[Extracted records]
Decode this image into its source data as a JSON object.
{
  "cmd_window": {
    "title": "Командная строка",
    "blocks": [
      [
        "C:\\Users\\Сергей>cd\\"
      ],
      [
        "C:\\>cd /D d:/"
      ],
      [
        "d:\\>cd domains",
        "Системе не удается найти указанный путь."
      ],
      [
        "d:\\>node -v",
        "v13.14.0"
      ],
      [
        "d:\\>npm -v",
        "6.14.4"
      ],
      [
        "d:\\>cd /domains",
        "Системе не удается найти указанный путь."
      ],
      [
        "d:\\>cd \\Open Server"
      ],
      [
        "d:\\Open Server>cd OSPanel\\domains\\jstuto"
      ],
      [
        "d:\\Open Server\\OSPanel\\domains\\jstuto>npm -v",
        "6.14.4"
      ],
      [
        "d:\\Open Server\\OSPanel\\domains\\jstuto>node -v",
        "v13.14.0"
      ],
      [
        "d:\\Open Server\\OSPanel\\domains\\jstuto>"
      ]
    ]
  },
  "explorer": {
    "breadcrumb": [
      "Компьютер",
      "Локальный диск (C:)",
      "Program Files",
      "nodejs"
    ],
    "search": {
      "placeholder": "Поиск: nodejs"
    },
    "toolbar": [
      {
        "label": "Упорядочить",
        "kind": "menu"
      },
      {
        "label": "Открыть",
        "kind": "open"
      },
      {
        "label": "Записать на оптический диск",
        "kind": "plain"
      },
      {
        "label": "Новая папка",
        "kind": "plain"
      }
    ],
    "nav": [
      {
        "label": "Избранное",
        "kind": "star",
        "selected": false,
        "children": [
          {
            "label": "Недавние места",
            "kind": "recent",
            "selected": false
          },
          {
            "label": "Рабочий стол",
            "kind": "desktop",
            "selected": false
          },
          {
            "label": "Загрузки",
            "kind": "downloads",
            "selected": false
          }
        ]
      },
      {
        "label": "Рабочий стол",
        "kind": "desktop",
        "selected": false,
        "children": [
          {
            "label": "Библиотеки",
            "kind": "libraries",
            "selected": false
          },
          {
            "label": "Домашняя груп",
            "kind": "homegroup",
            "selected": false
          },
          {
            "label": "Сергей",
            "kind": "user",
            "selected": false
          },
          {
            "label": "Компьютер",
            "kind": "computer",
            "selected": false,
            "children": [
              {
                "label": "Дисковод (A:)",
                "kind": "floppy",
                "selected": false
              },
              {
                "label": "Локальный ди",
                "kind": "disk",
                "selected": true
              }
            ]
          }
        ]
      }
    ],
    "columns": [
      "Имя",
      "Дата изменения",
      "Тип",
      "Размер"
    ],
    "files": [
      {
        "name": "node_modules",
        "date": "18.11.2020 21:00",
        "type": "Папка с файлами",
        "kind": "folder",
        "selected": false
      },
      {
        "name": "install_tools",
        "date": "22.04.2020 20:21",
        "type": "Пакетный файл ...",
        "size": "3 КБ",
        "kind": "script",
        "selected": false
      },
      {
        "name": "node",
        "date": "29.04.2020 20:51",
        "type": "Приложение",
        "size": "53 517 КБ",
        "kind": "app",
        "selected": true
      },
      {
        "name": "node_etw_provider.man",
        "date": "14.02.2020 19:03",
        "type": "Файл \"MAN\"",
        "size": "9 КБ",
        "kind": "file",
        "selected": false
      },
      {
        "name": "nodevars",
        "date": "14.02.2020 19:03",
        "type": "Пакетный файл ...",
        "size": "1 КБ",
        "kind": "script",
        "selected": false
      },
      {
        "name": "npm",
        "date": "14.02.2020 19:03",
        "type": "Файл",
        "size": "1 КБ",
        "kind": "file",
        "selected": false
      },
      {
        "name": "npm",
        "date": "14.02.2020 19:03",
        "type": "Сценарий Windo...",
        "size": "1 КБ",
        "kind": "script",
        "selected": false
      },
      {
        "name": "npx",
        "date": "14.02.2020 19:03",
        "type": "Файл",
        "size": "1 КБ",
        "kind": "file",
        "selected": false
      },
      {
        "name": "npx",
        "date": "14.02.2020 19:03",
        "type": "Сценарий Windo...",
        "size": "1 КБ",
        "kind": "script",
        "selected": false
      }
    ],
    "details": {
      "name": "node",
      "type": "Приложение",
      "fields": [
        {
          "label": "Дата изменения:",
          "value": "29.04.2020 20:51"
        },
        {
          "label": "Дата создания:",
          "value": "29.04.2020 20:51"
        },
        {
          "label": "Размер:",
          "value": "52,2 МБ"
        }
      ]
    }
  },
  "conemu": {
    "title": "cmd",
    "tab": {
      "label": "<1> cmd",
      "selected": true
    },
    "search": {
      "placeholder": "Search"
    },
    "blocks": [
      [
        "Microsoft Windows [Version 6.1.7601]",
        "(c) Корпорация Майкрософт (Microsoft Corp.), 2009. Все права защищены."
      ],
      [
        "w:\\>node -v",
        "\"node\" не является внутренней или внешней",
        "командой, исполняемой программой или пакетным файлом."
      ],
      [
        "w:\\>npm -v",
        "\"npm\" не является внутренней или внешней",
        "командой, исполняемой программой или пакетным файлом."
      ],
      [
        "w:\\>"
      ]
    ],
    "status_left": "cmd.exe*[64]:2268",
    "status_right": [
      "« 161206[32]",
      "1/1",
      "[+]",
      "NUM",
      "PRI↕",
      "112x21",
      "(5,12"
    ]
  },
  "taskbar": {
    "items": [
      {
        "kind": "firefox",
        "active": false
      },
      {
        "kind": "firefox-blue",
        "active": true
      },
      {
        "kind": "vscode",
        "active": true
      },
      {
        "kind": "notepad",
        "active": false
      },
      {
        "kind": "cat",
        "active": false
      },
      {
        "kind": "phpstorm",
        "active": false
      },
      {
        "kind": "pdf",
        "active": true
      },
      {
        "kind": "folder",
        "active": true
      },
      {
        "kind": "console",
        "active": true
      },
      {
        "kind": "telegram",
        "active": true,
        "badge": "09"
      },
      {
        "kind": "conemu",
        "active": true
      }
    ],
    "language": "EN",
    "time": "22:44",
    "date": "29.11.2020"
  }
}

**WHAT IS EXPECTED:** Exactly as written above, please repeat the entries.

**THE SOLUTION:**
Decode this image into its source data as a JSON object.
{
  "cmd_window": {
    "title": "Командная строка",
    "blocks": [
      [
        "C:\\Users\\Сергей>cd\\"
      ],
      [
        "C:\\>cd /D d:/"
      ],
      [
        "d:\\>cd domains",
        "Системе не удается найти указанный путь."
      ],
      [
        "d:\\>node -v",
        "v13.14.0"
      ],
      [
        "d:\\>npm -v",
        "6.14.4"
      ],
      [
        "d:\\>cd /domains",
        "Системе не удается найти указанный путь."
      ],
      [
        "d:\\>cd \\Open Server"
      ],
      [
        "d:\\Open Server>cd OSPanel\\domains\\jstuto"
      ],
      [
        "d:\\Open Server\\OSPanel\\domains\\jstuto>npm -v",
        "6.14.4"
      ],
      [
        "d:\\Open Server\\OSPanel\\domains\\jstuto>node -v",
        "v13.14.0"
      ],
      [
        "d:\\Open Server\\OSPanel\\domains\\jstuto>"
      ]
    ]
  },
  "explorer": {
    "breadcrumb": [
      "Компьютер",
      "Локальный диск (C:)",
      "Program Files",
      "nodejs"
    ],
    "search": {
      "placeholder": "Поиск: nodejs"
    },
    "toolbar": [
      {
        "label": "Упорядочить",
        "kind": "menu"
      },
      {
        "label": "Открыть",
        "kind": "open"
      },
      {
        "label": "Записать на оптический диск",
        "kind": "plain"
      },
      {
        "label": "Новая папка",
        "kind": "plain"
      }
    ],
    "nav": [
      {
        "label": "Избранное",
        "kind": "star",
        "selected": false,
        "children": [
          {
            "label": "Недавние места",
            "kind": "recent",
            "selected": false
          },
          {
            "label": "Рабочий стол",
            "kind": "desktop",
            "selected": false
          },
          {
            "label": "Загрузки",
            "kind": "downloads",
            "selected": false
          }
        ]
      },
      {
        "label": "Рабочий стол",
        "kind": "desktop",
        "selected": false,
        "children": [
          {
            "label": "Библиотеки",
            "kind": "libraries",
            "selected": false
          },
          {
            "label": "Домашняя груп",
            "kind": "homegroup",
            "selected": false
          },
          {
            "label": "Сергей",
            "kind": "user",
            "selected": false
          },
          {
            "label": "Компьютер",
            "kind": "computer",
            "selected": false,
            "children": [
              {
                "label": "Дисковод (A:)",
                "kind": "floppy",
                "selected": false
              },
              {
                "label": "Локальный ди",
                "kind": "disk",
                "selected": true
              }
            ]
          }
        ]
      }
    ],
    "columns": [
      "Имя",
      "Дата изменения",
      "Тип",
      "Размер"
    ],
    "files": [
      {
        "name": "node_modules",
        "date": "18.11.2020 21:00",
        "type": "Папка с файлами",
        "kind": "folder",
        "selected": false
      },
      {
        "name": "install_tools",
        "date": "22.04.2020 20:21",
        "type": "Пакетный файл ...",
        "size": "3 КБ",
        "kind": "script",
        "selected": false
      },
      {
        "name": "node",
        "date": "29.04.2020 20:51",
        "type": "Приложение",
        "size": "53 517 КБ",
        "kind": "app",
        "selected": true
      },
      {
        "name": "node_etw_provider.man",
        "date": "14.02.2020 19:03",
        "type": "Файл \"MAN\"",
        "size": "9 КБ",
        "kind": "file",
        "selected": false
      },
      {
        "name": "nodevars",
        "date": "14.02.2020 19:03",
        "type": "Пакетный файл ...",
        "size": "1 КБ",
        "kind": "script",
        "selected": false
      },
      {
        "name": "npm",
        "date": "14.02.2020 19:03",
        "type": "Файл",
        "size": "1 КБ",
        "kind": "file",
        "selected": false
      },
      {
        "name": "npm",
        "date": "14.02.2020 19:03",
        "type": "Сценарий Windo...",
        "size": "1 КБ",
        "kind": "script",
        "selected": false
      },
      {
        "name": "npx",
        "date": "14.02.2020 19:03",
        "type": "Файл",
        "size": "1 КБ",
        "kind": "file",
        "selected": false
      },
      {
        "name": "npx",
        "date": "14.02.2020 19:03",
        "type": "Сценарий Windo...",
        "size": "1 КБ",
        "kind": "script",
        "selected": false
      }
    ],
    "details": {
      "name": "node",
      "type": "Приложение",
      "fields": [
        {
          "label": "Дата изменения:",
          "value": "29.04.2020 20:51"
        },
        {
          "label": "Дата создания:",
          "value": "29.04.2020 20:51"
        },
        {
          "label": "Размер:",
          "value": "52,2 МБ"
        }
      ]
    }
  },
  "conemu": {
    "title": "cmd",
    "tab": {
      "label": "<1> cmd",
      "selected": true
    },
    "search": {
      "placeholder": "Search"
    },
    "blocks": [
      [
        "Microsoft Windows [Version 6.1.7601]",
        "(c) Корпорация Майкрософт (Microsoft Corp.), 2009. Все права защищены."
      ],
      [
        "w:\\>node -v",
        "\"node\" не является внутренней или внешней",
        "командой, исполняемой программой или пакетным файлом."
      ],
      [
        "w:\\>npm -v",
        "\"npm\" не является внутренней или внешней",
        "командой, исполняемой программой или пакетным файлом."
      ],
      [
        "w:\\>"
      ]
    ],
    "status_left": "cmd.exe*[64]:2268",
    "status_right": [
      "« 161206[32]",
      "1/1",
      "[+]",
      "NUM",
      "PRI↕",
      "112x21",
      "(5,12"
    ]
  },
  "taskbar": {
    "items": [
      {
        "kind": "firefox",
        "active": false
      },
      {
        "kind": "firefox-blue",
        "active": true
      },
      {
        "kind": "vscode",
        "active": true
      },
      {
        "kind": "notepad",
        "active": false
      },
      {
        "kind": "cat",
        "active": false
      },
      {
        "kind": "phpstorm",
        "active": false
      },
      {
        "kind": "pdf",
        "active": true
      },
      {
        "kind": "folder",
        "active": true
      },
      {
        "kind": "console",
        "active": true
      },
      {
        "kind": "telegram",
        "active": true,
        "badge": "09"
      },
      {
        "kind": "conemu",
        "active": true
      }
    ],
    "language": "EN",
    "time": "22:44",
    "date": "29.11.2020"
  }
}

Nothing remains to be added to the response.